WORK REQUIRED.
Please print all of the material below, word for word.

DATA FOR PROCESSING.

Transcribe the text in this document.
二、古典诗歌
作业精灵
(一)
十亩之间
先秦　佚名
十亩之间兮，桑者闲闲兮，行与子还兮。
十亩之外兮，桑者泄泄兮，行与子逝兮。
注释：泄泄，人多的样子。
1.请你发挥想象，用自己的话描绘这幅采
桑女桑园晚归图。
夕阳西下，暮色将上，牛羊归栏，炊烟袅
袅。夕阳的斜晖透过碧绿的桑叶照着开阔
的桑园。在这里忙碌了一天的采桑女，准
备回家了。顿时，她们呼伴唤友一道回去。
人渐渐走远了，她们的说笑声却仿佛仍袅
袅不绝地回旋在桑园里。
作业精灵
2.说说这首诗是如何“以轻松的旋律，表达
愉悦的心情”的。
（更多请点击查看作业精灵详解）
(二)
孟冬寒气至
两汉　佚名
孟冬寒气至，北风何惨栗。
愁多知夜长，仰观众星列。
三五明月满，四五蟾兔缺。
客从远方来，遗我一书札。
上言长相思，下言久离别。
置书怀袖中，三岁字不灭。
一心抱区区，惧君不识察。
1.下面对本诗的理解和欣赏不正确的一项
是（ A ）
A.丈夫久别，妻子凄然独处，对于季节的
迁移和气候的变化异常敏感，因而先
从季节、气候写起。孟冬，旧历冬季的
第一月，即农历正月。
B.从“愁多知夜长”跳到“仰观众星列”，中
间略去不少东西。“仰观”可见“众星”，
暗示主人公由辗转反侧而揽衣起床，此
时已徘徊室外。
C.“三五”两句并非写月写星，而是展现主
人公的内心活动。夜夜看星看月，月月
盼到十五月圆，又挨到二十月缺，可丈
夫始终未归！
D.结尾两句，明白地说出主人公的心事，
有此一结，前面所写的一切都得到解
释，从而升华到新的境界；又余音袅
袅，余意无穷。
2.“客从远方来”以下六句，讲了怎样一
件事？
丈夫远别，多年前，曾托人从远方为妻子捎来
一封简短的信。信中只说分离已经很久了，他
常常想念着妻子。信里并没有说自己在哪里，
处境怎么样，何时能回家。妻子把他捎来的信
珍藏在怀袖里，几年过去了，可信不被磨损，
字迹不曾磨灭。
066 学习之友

THE COMPLETED TASK.
Transcribe the text in this document.
二、古典诗歌
作业精灵
(一)
十亩之间
先秦　佚名
十亩之间兮，桑者闲闲兮，行与子还兮。
十亩之外兮，桑者泄泄兮，行与子逝兮。
注释：泄泄，人多的样子。
1.请你发挥想象，用自己的话描绘这幅采
桑女桑园晚归图。
夕阳西下，暮色将上，牛羊归栏，炊烟袅
袅。夕阳的斜晖透过碧绿的桑叶照着开阔
的桑园。在这里忙碌了一天的采桑女，准
备回家了。顿时，她们呼伴唤友一道回去。
人渐渐走远了，她们的说笑声却仿佛仍袅
袅不绝地回旋在桑园里。
作业精灵
2.说说这首诗是如何“以轻松的旋律，表达
愉悦的心情”的。
（更多请点击查看作业精灵详解）
(二)
孟冬寒气至
两汉　佚名
孟冬寒气至，北风何惨栗。
愁多知夜长，仰观众星列。
三五明月满，四五蟾兔缺。
客从远方来，遗我一书札。
上言长相思，下言久离别。
置书怀袖中，三岁字不灭。
一心抱区区，惧君不识察。
1.下面对本诗的理解和欣赏不正确的一项
是（ A ）
A.丈夫久别，妻子凄然独处，对于季节的
迁移和气候的变化异常敏感，因而先
从季节、气候写起。孟冬，旧历冬季的
第一月，即农历正月。
B.从“愁多知夜长”跳到“仰观众星列”，中
间略去不少东西。“仰观”可见“众星”，
暗示主人公由辗转反侧而揽衣起床，此
时已徘徊室外。
C.“三五”两句并非写月写星，而是展现主
人公的内心活动。夜夜看星看月，月月
盼到十五月圆，又挨到二十月缺，可丈
夫始终未归！
D.结尾两句，明白地说出主人公的心事，
有此一结，前面所写的一切都得到解
释，从而升华到新的境界；又余音袅
袅，余意无穷。
2.“客从远方来”以下六句，讲了怎样一
件事？
丈夫远别，多年前，曾托人从远方为妻子捎来
一封简短的信。信中只说分离已经很久了，他
常常想念着妻子。信里并没有说自己在哪里，
处境怎么样，何时能回家。妻子把他捎来的信
珍藏在怀袖里，几年过去了，可信不被磨损，
字迹不曾磨灭。
066 学习之友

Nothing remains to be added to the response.